### Written exercise
Copy every line in which the string "circle" occurs.
··· Stored data ···
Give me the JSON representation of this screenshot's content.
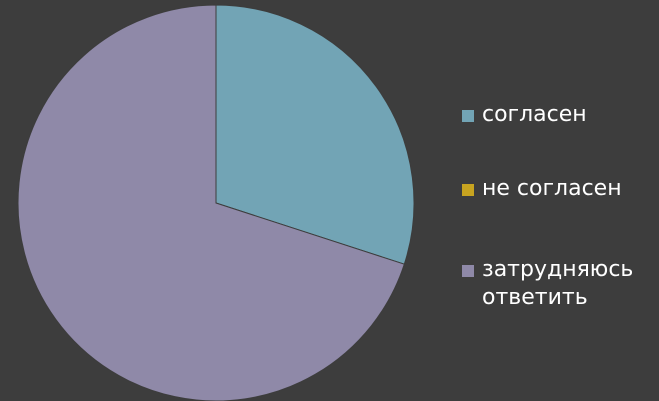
{
  "chart_data": {
    "type": "pie",
    "categories": [
      "согласен",
      "не согласен",
      "затрудняюсь ответить"
    ],
    "values": [
      30,
      0,
      70
    ],
    "colors": [
      "#72a4b5",
      "#c8a420",
      "#8f89a8"
    ],
    "title": "",
    "legend_position": "right",
    "start_angle_deg": 0
  },
  "legend": {
    "items": [
      {
        "label": "согласен",
        "color": "#72a4b5"
      },
      {
        "label": "не согласен",
        "color": "#c8a420"
      },
      {
        "label": "затрудняюсь ответить",
        "color": "#8f89a8"
      }
    ]
  }
}
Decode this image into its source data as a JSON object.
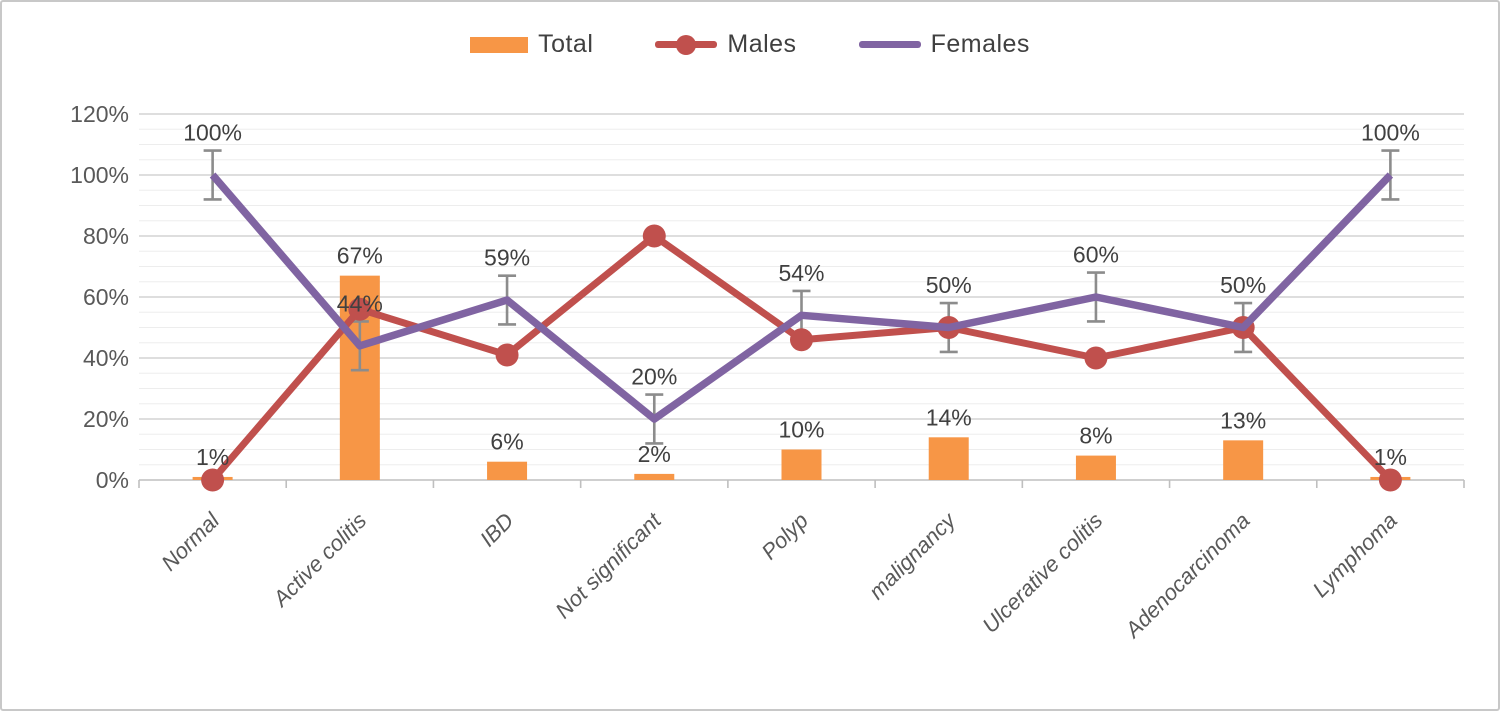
{
  "chart_data": {
    "type": "combo-bar-line",
    "title": "",
    "xlabel": "",
    "ylabel": "",
    "categories": [
      "Normal",
      "Active colitis",
      "IBD",
      "Not significant",
      "Polyp",
      "malignancy",
      "Ulcerative colitis",
      "Adenocarcinoma",
      "Lymphoma"
    ],
    "series": [
      {
        "name": "Total",
        "type": "bar",
        "color": "#F79646",
        "values": [
          1,
          67,
          6,
          2,
          10,
          14,
          8,
          13,
          1
        ],
        "labels": [
          "1%",
          "67%",
          "6%",
          "2%",
          "10%",
          "14%",
          "8%",
          "13%",
          "1%"
        ]
      },
      {
        "name": "Males",
        "type": "line",
        "marker": "circle",
        "color": "#C0504D",
        "values": [
          0,
          56,
          41,
          80,
          46,
          50,
          40,
          50,
          0
        ],
        "labels": []
      },
      {
        "name": "Females",
        "type": "line",
        "marker": "none",
        "color": "#8064A2",
        "values": [
          100,
          44,
          59,
          20,
          54,
          50,
          60,
          50,
          100
        ],
        "labels": [
          "100%",
          "44%",
          "59%",
          "20%",
          "54%",
          "50%",
          "60%",
          "50%",
          "100%"
        ],
        "error_bar_pct": 8,
        "error_bar_color": "#8C8C8C"
      }
    ],
    "y_axis": {
      "min": 0,
      "max": 120,
      "major_step": 20,
      "minor_step": 5,
      "tick_labels": [
        "0%",
        "20%",
        "40%",
        "60%",
        "80%",
        "100%",
        "120%"
      ]
    },
    "legend": {
      "position": "top",
      "entries": [
        "Total",
        "Males",
        "Females"
      ]
    },
    "grid": "major+minor",
    "colors": {
      "major_gridline": "#C9C9C9",
      "minor_gridline": "#EDEDED",
      "axis_line": "#BFBFBF",
      "axis_text": "#595959",
      "data_label_text": "#404040"
    }
  }
}
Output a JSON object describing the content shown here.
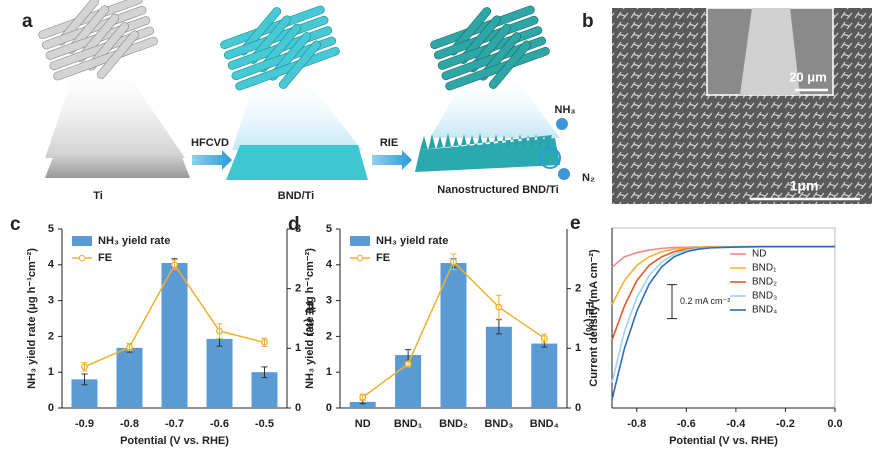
{
  "panel_a": {
    "label": "a",
    "steps": [
      "Ti",
      "BND/Ti",
      "Nanostructured BND/Ti"
    ],
    "arrows": [
      "HFCVD",
      "RIE"
    ],
    "molecules": [
      "NH₃",
      "N₂"
    ]
  },
  "panel_b": {
    "label": "b",
    "inset_scale": "20 μm",
    "scale": "1μm"
  },
  "chart_data": [
    {
      "type": "bar",
      "panel": "c",
      "xlabel": "Potential (V vs. RHE)",
      "ylabel": "NH₃ yield rate (μg h⁻¹cm⁻²)",
      "y2label": "FE (%)",
      "categories": [
        "-0.9",
        "-0.8",
        "-0.7",
        "-0.6",
        "-0.5"
      ],
      "ylim": [
        0,
        5
      ],
      "yticks": [
        0,
        1,
        2,
        3,
        4,
        5
      ],
      "y2lim": [
        0,
        3
      ],
      "y2ticks": [
        0,
        1,
        2,
        3
      ],
      "series": [
        {
          "name": "NH₃ yield rate",
          "color": "#5b9bd5",
          "values": [
            0.8,
            1.68,
            4.05,
            1.93,
            1.0
          ],
          "errors": [
            0.15,
            0.12,
            0.12,
            0.2,
            0.15
          ]
        },
        {
          "name": "FE",
          "type": "line",
          "axis": "y2",
          "color": "#f0b030",
          "values": [
            0.69,
            1.02,
            2.4,
            1.29,
            1.1
          ],
          "errors": [
            0.07,
            0.06,
            0.08,
            0.12,
            0.07
          ]
        }
      ]
    },
    {
      "type": "bar",
      "panel": "d",
      "ylabel": "NH₃ yield rate (μg h⁻¹cm⁻²)",
      "y2label": "FE (%)",
      "categories": [
        "ND",
        "BND₁",
        "BND₂",
        "BND₃",
        "BND₄"
      ],
      "ylim": [
        0,
        5
      ],
      "yticks": [
        0,
        1,
        2,
        3,
        4,
        5
      ],
      "y2lim": [
        0,
        3
      ],
      "y2ticks": [
        0,
        1,
        2
      ],
      "series": [
        {
          "name": "NH₃ yield rate",
          "color": "#5b9bd5",
          "values": [
            0.17,
            1.48,
            4.05,
            2.27,
            1.8
          ],
          "errors": [
            0.05,
            0.15,
            0.12,
            0.2,
            0.1
          ]
        },
        {
          "name": "FE",
          "type": "line",
          "axis": "y2",
          "color": "#f0b030",
          "values": [
            0.18,
            0.74,
            2.45,
            1.69,
            1.17
          ],
          "errors": [
            0.05,
            0.05,
            0.13,
            0.2,
            0.07
          ]
        }
      ]
    },
    {
      "type": "line",
      "panel": "e",
      "xlabel": "Potential (V vs. RHE)",
      "ylabel": "Current density (mA cm⁻²)",
      "xlim": [
        -0.9,
        0.0
      ],
      "xticks": [
        -0.8,
        -0.6,
        -0.4,
        -0.2,
        {
          "value": 0,
          "label": "0.0"
        }
      ],
      "ylim": [
        -0.95,
        0.11
      ],
      "scale_bar": {
        "value": 0.2,
        "label": "0.2 mA cm⁻²"
      },
      "x": [
        -0.9,
        -0.85,
        -0.8,
        -0.75,
        -0.7,
        -0.65,
        -0.6,
        -0.55,
        -0.5,
        -0.4,
        -0.3,
        -0.2,
        -0.1,
        0.0
      ],
      "series": [
        {
          "name": "ND",
          "color": "#f08a8a",
          "values": [
            -0.12,
            -0.06,
            -0.035,
            -0.02,
            -0.01,
            -0.005,
            -0.003,
            -0.002,
            0,
            0,
            0,
            0,
            0,
            0
          ]
        },
        {
          "name": "BND₁",
          "color": "#f5b335",
          "values": [
            -0.34,
            -0.2,
            -0.11,
            -0.06,
            -0.03,
            -0.015,
            -0.008,
            -0.004,
            -0.002,
            0,
            0,
            0,
            0,
            0
          ]
        },
        {
          "name": "BND₂",
          "color": "#e2592a",
          "values": [
            -0.55,
            -0.35,
            -0.2,
            -0.11,
            -0.06,
            -0.03,
            -0.015,
            -0.008,
            -0.004,
            -0.001,
            0,
            0,
            0,
            0
          ]
        },
        {
          "name": "BND₃",
          "color": "#9fd4ea",
          "values": [
            -0.8,
            -0.5,
            -0.3,
            -0.17,
            -0.09,
            -0.045,
            -0.02,
            -0.01,
            -0.005,
            -0.001,
            0,
            0,
            0,
            0
          ]
        },
        {
          "name": "BND₄",
          "color": "#2e6db4",
          "values": [
            -0.9,
            -0.6,
            -0.38,
            -0.22,
            -0.12,
            -0.06,
            -0.03,
            -0.014,
            -0.007,
            -0.002,
            0,
            0,
            0,
            0
          ]
        }
      ]
    }
  ]
}
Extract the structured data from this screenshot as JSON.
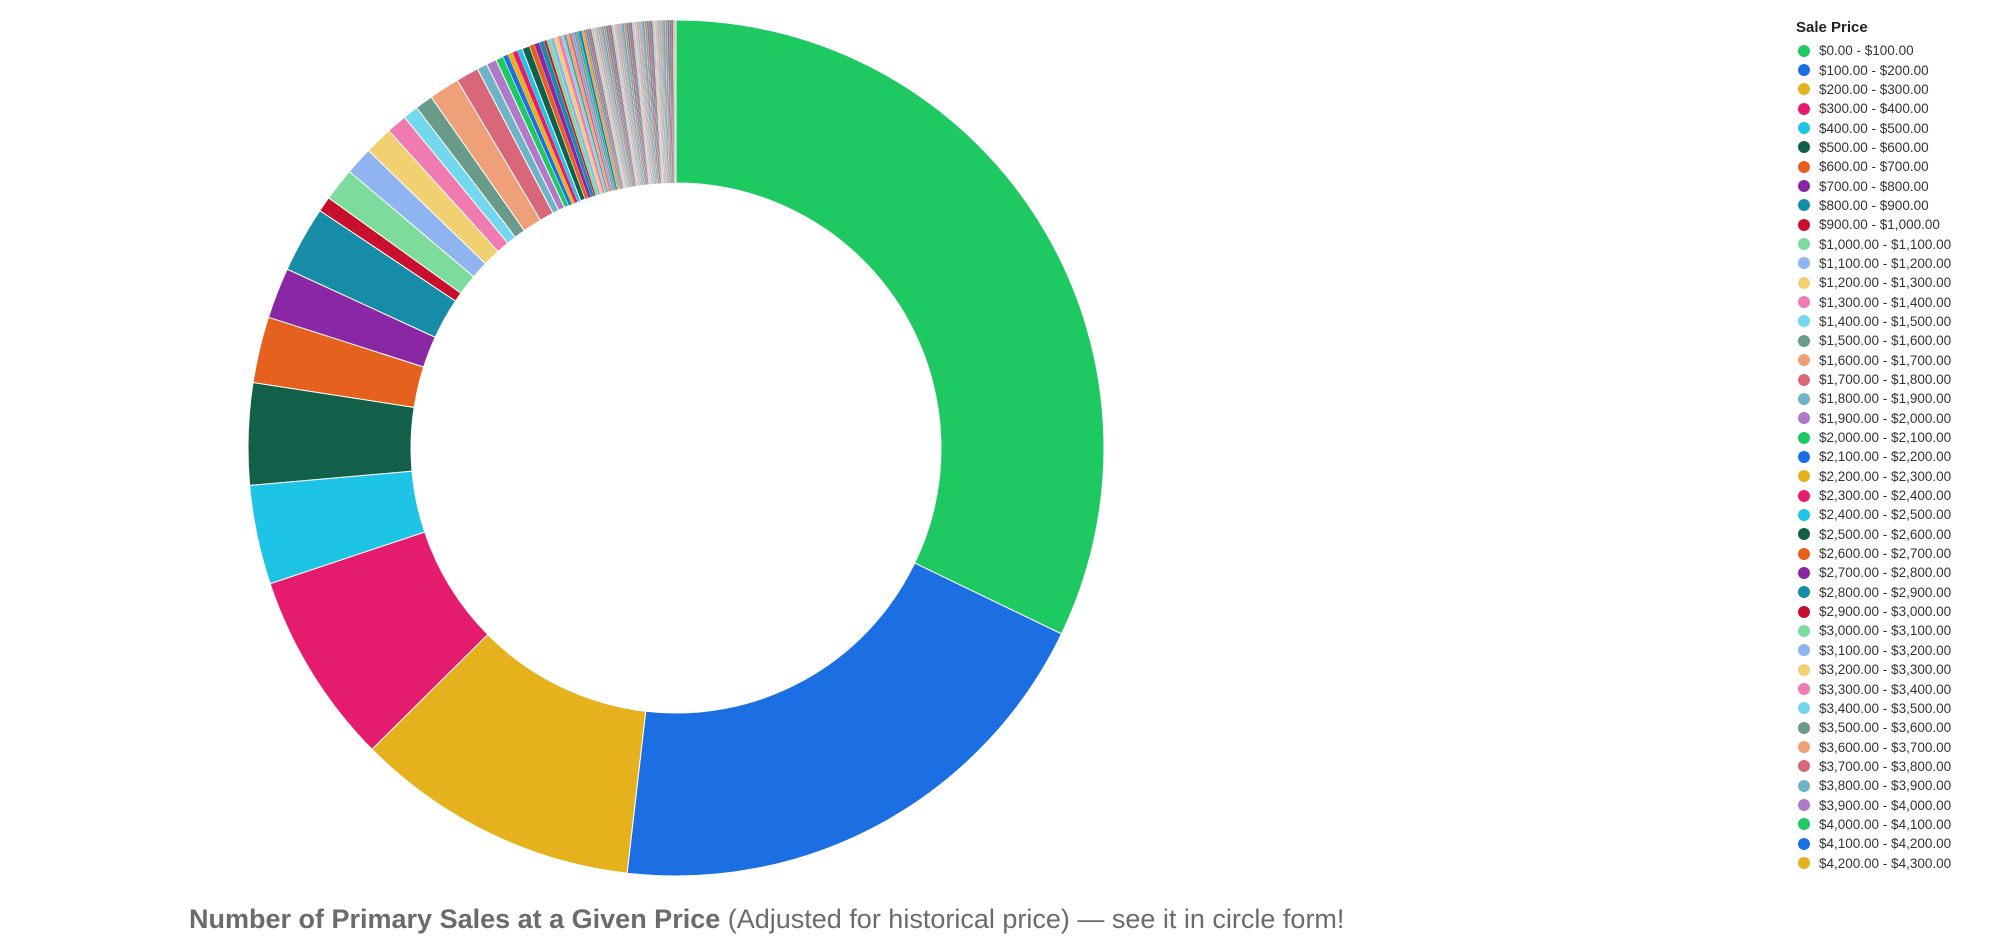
{
  "chart_data": {
    "type": "pie",
    "donut": true,
    "legend_title": "Sale Price",
    "legend_placement": "right",
    "categories": [
      "$0.00 - $100.00",
      "$100.00 - $200.00",
      "$200.00 - $300.00",
      "$300.00 - $400.00",
      "$400.00 - $500.00",
      "$500.00 - $600.00",
      "$600.00 - $700.00",
      "$700.00 - $800.00",
      "$800.00 - $900.00",
      "$900.00 - $1,000.00",
      "$1,000.00 - $1,100.00",
      "$1,100.00 - $1,200.00",
      "$1,200.00 - $1,300.00",
      "$1,300.00 - $1,400.00",
      "$1,400.00 - $1,500.00",
      "$1,500.00 - $1,600.00",
      "$1,600.00 - $1,700.00",
      "$1,700.00 - $1,800.00",
      "$1,800.00 - $1,900.00",
      "$1,900.00 - $2,000.00",
      "$2,000.00 - $2,100.00",
      "$2,100.00 - $2,200.00",
      "$2,200.00 - $2,300.00",
      "$2,300.00 - $2,400.00",
      "$2,400.00 - $2,500.00",
      "$2,500.00 - $2,600.00",
      "$2,600.00 - $2,700.00",
      "$2,700.00 - $2,800.00",
      "$2,800.00 - $2,900.00",
      "$2,900.00 - $3,000.00",
      "$3,000.00 - $3,100.00",
      "$3,100.00 - $3,200.00",
      "$3,200.00 - $3,300.00",
      "$3,300.00 - $3,400.00",
      "$3,400.00 - $3,500.00",
      "$3,500.00 - $3,600.00",
      "$3,600.00 - $3,700.00",
      "$3,700.00 - $3,800.00",
      "$3,800.00 - $3,900.00",
      "$3,900.00 - $4,000.00",
      "$4,000.00 - $4,100.00",
      "$4,100.00 - $4,200.00",
      "$4,200.00 - $4,300.00"
    ],
    "values": [
      33.5,
      20.5,
      11.2,
      7.6,
      3.9,
      4.0,
      2.6,
      2.0,
      2.6,
      0.6,
      1.3,
      1.1,
      1.1,
      0.8,
      0.6,
      0.7,
      1.2,
      0.9,
      0.4,
      0.4,
      0.3,
      0.2,
      0.2,
      0.2,
      0.2,
      0.3,
      0.2,
      0.2,
      0.2,
      0.1,
      0.15,
      0.15,
      0.15,
      0.15,
      0.1,
      0.1,
      0.1,
      0.1,
      0.1,
      0.1,
      0.1,
      0.1,
      0.1
    ],
    "tail_slices": 90,
    "tail_value": 0.04,
    "colors": [
      "#1ec962",
      "#1b6fe3",
      "#e5b11d",
      "#e51c6e",
      "#1dc4e6",
      "#13604a",
      "#e5611d",
      "#8a27a5",
      "#168ca6",
      "#c8102e",
      "#7ddc9c",
      "#8fb4f0",
      "#f0d070",
      "#f07bb0",
      "#72d8ee",
      "#6a9a8a",
      "#f0a078",
      "#d8677a",
      "#6fb3c8",
      "#b07ac8"
    ]
  },
  "caption": {
    "bold": "Number of Primary Sales at a Given Price",
    "rest": " (Adjusted for historical price) — see it in circle form!"
  }
}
···
### Answer to the task
        "marker": "circle",
    "rest": " (Adjusted for historical price) — see it in circle form!"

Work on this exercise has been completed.